Task prompt: Pick out each line with the word "marito" from the material that follows.

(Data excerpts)
-- START --

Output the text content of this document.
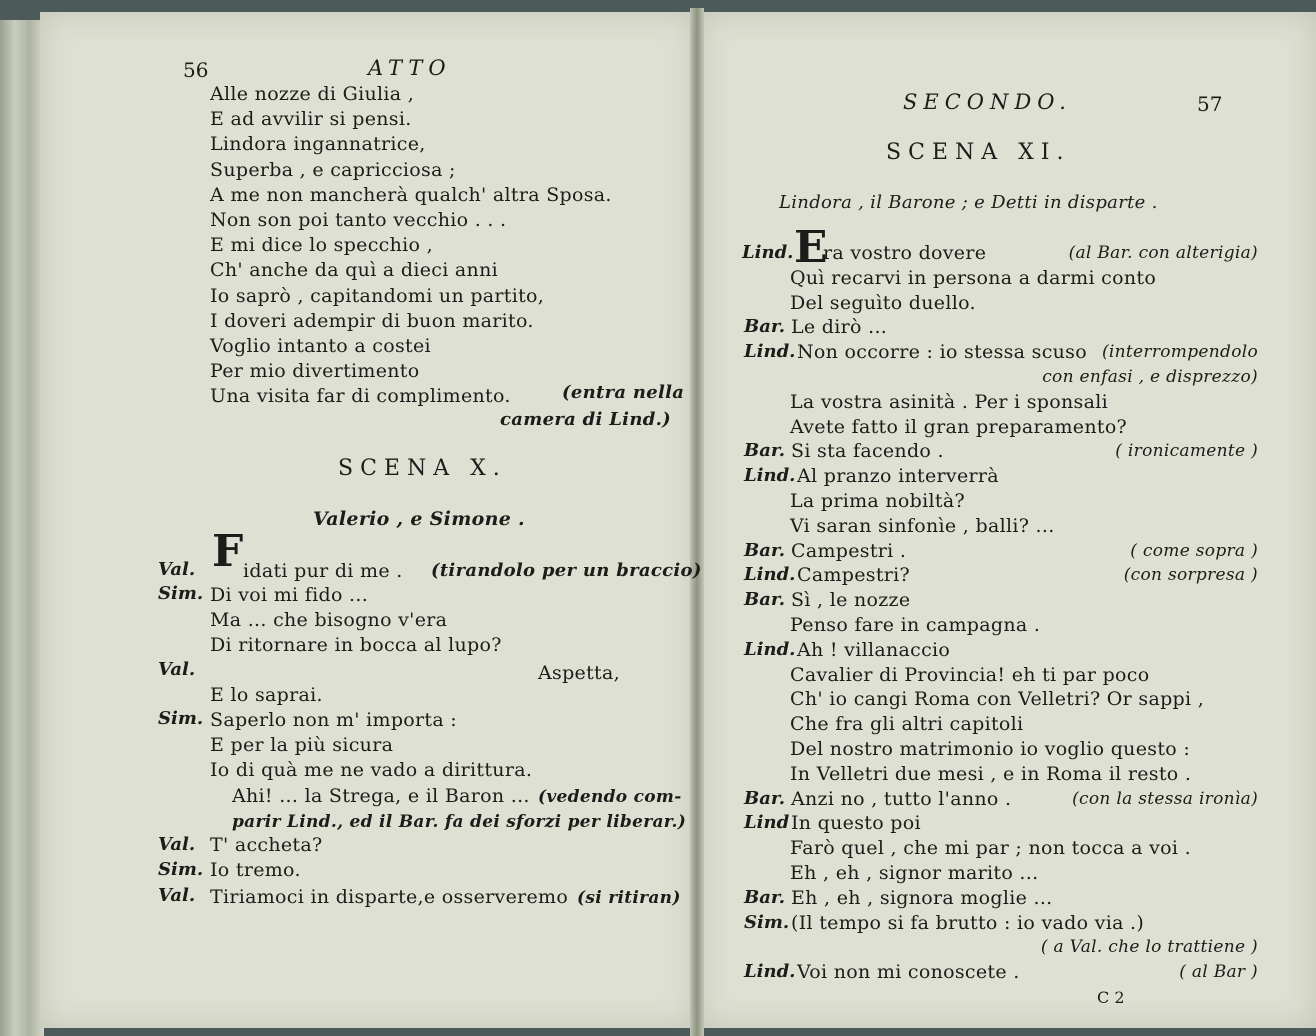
56	ATTO
Alle nozze di Giulia ,
E ad avvilir si pensi.
Lindora ingannatrice,
Superba , e capricciosa ;
A me non mancherà qualch' altra Sposa.
Non son poi tanto vecchio . . .
E mi dice lo specchio ,
Ch' anche da quì a dieci anni
Io saprò , capitandomi un partito,
I doveri adempir di buon marito.
Voglio intanto a costei
Per mio divertimento
Una visita far di complimento.	(entra nella
camera di Lind.)
SCENA X.
Valerio , e Simone .
Val. F idati pur di me . (tirandolo per un braccio)
Sim. Di voi mi fido ...
Ma ... che bisogno v'era
Di ritornare in bocca al lupo?
Val.	Aspetta,
E lo saprai.
Sim. Saperlo non m' importa :
E per la più sicura
Io di quà me ne vado a dirittura.
Ahi! ... la Strega, e il Baron ... (vedendo com-
parir Lind., ed il Bar. fa dei sforzi per liberar.)
Val. T' accheta?
Sim. Io tremo.
Val. Tiriamoci in disparte,e osserveremo (si ritiran)
SECONDO.	57
SCENA XI.
Lindora , il Barone ; e Detti in disparte .
E
Lind. ra vostro dovere	(al Bar. con alterigia)
Quì recarvi in persona a darmi conto
Del seguìto duello.
Bar. Le dirò ...
Lind. Non occorre : io stessa scuso (interrompendolo
con enfasi , e disprezzo)
La vostra asinità . Per i sponsali
Avete fatto il gran preparamento?
Bar. Si sta facendo .	( ironicamente )
Lind. Al pranzo interverrà
La prima nobiltà?
Vi saran sinfonìe , balli? ...
Bar. Campestri .	( come sopra )
Lind. Campestri?	(con sorpresa )
Bar. Sì , le nozze
Penso fare in campagna .
Lind. Ah ! villanaccio
Cavalier di Provincia! eh ti par poco
Ch' io cangi Roma con Velletri? Or sappi ,
Che fra gli altri capitoli
Del nostro matrimonio io voglio questo :
In Velletri due mesi , e in Roma il resto .
Bar. Anzi no , tutto l'anno .	(con la stessa ironìa)
Lind In questo poi
Farò quel , che mi par ; non tocca a voi .
Eh , eh , signor marito ...
Bar. Eh , eh , signora moglie ...
Sim. (Il tempo si fa brutto : io vado via .)
( a Val. che lo trattiene )
Lind. Voi non mi conoscete .	( al Bar )
C 2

-- END --

Answer to the exercise:
I doveri adempir di buon marito.
Eh , eh , signor marito ...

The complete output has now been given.